All of the material below is to be repeated exactly.

— start of INPUT —

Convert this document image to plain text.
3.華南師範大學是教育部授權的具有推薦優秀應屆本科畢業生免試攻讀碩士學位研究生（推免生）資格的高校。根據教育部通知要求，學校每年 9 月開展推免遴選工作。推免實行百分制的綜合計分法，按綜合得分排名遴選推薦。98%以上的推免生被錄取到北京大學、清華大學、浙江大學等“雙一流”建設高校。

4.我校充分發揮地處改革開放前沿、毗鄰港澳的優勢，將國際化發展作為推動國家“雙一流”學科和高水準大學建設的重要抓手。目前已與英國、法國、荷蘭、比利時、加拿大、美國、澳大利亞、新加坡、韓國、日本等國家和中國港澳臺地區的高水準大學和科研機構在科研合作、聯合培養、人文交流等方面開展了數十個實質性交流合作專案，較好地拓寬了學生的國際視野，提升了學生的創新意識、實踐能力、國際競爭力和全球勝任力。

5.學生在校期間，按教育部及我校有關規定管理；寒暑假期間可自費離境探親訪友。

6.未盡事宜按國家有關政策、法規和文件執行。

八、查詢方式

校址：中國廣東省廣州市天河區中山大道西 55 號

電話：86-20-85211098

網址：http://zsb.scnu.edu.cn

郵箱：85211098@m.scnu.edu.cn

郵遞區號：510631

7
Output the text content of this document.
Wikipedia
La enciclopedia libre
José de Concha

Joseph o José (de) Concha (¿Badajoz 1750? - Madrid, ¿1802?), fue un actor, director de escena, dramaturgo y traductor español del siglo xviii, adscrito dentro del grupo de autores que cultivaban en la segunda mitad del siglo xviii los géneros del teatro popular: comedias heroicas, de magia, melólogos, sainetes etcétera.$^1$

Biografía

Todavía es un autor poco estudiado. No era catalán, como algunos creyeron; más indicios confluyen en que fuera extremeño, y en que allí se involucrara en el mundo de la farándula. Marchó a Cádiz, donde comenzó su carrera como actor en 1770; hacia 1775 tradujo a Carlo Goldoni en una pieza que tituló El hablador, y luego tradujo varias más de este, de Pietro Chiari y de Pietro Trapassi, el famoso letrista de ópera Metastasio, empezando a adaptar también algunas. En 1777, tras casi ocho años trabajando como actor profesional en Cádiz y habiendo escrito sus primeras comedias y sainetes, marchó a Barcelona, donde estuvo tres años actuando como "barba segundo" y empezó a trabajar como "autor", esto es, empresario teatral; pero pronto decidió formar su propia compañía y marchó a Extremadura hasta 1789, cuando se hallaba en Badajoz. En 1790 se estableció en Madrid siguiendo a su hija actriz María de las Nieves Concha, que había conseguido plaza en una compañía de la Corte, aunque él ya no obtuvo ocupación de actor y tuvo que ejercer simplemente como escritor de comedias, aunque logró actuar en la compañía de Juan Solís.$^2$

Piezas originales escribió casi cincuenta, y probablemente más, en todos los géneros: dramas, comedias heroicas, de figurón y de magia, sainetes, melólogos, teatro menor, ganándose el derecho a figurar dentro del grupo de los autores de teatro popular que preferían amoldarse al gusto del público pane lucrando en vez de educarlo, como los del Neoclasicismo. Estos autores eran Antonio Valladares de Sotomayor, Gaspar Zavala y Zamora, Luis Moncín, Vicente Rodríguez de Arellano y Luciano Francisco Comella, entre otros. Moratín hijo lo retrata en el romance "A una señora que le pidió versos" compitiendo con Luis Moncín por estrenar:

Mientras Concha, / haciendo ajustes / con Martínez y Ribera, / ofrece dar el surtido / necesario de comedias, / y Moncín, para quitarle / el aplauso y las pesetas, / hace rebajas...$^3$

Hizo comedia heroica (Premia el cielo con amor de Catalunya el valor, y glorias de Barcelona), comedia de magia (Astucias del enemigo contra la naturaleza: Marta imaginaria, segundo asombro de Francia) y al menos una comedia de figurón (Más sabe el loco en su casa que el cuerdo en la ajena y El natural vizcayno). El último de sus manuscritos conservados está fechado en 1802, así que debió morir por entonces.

— end of INPUT —

▸ **FULL ANSWER**
Convert this document image to plain text.
3.華南師範大學是教育部授權的具有推薦優秀應屆本科畢業生免試攻讀碩士學位研究生（推免生）資格的高校。根據教育部通知要求，學校每年 9 月開展推免遴選工作。推免實行百分制的綜合計分法，按綜合得分排名遴選推薦。98%以上的推免生被錄取到北京大學、清華大學、浙江大學等“雙一流”建設高校。

4.我校充分發揮地處改革開放前沿、毗鄰港澳的優勢，將國際化發展作為推動國家“雙一流”學科和高水準大學建設的重要抓手。目前已與英國、法國、荷蘭、比利時、加拿大、美國、澳大利亞、新加坡、韓國、日本等國家和中國港澳臺地區的高水準大學和科研機構在科研合作、聯合培養、人文交流等方面開展了數十個實質性交流合作專案，較好地拓寬了學生的國際視野，提升了學生的創新意識、實踐能力、國際競爭力和全球勝任力。

5.學生在校期間，按教育部及我校有關規定管理；寒暑假期間可自費離境探親訪友。

6.未盡事宜按國家有關政策、法規和文件執行。

八、查詢方式

校址：中國廣東省廣州市天河區中山大道西 55 號

電話：86-20-85211098

網址：http://zsb.scnu.edu.cn

郵箱：85211098@m.scnu.edu.cn

郵遞區號：510631

7
Output the text content of this document.
Wikipedia
La enciclopedia libre
José de Concha

Joseph o José (de) Concha (¿Badajoz 1750? - Madrid, ¿1802?), fue un actor, director de escena, dramaturgo y traductor español del siglo xviii, adscrito dentro del grupo de autores que cultivaban en la segunda mitad del siglo xviii los géneros del teatro popular: comedias heroicas, de magia, melólogos, sainetes etcétera.$^1$

Biografía

Todavía es un autor poco estudiado. No era catalán, como algunos creyeron; más indicios confluyen en que fuera extremeño, y en que allí se involucrara en el mundo de la farándula. Marchó a Cádiz, donde comenzó su carrera como actor en 1770; hacia 1775 tradujo a Carlo Goldoni en una pieza que tituló El hablador, y luego tradujo varias más de este, de Pietro Chiari y de Pietro Trapassi, el famoso letrista de ópera Metastasio, empezando a adaptar también algunas. En 1777, tras casi ocho años trabajando como actor profesional en Cádiz y habiendo escrito sus primeras comedias y sainetes, marchó a Barcelona, donde estuvo tres años actuando como "barba segundo" y empezó a trabajar como "autor", esto es, empresario teatral; pero pronto decidió formar su propia compañía y marchó a Extremadura hasta 1789, cuando se hallaba en Badajoz. En 1790 se estableció en Madrid siguiendo a su hija actriz María de las Nieves Concha, que había conseguido plaza en una compañía de la Corte, aunque él ya no obtuvo ocupación de actor y tuvo que ejercer simplemente como escritor de comedias, aunque logró actuar en la compañía de Juan Solís.$^2$

Piezas originales escribió casi cincuenta, y probablemente más, en todos los géneros: dramas, comedias heroicas, de figurón y de magia, sainetes, melólogos, teatro menor, ganándose el derecho a figurar dentro del grupo de los autores de teatro popular que preferían amoldarse al gusto del público pane lucrando en vez de educarlo, como los del Neoclasicismo. Estos autores eran Antonio Valladares de Sotomayor, Gaspar Zavala y Zamora, Luis Moncín, Vicente Rodríguez de Arellano y Luciano Francisco Comella, entre otros. Moratín hijo lo retrata en el romance "A una señora que le pidió versos" compitiendo con Luis Moncín por estrenar:

Mientras Concha, / haciendo ajustes / con Martínez y Ribera, / ofrece dar el surtido / necesario de comedias, / y Moncín, para quitarle / el aplauso y las pesetas, / hace rebajas...$^3$

Hizo comedia heroica (Premia el cielo con amor de Catalunya el valor, y glorias de Barcelona), comedia de magia (Astucias del enemigo contra la naturaleza: Marta imaginaria, segundo asombro de Francia) y al menos una comedia de figurón (Más sabe el loco en su casa que el cuerdo en la ajena y El natural vizcayno). El último de sus manuscritos conservados está fechado en 1802, así que debió morir por entonces.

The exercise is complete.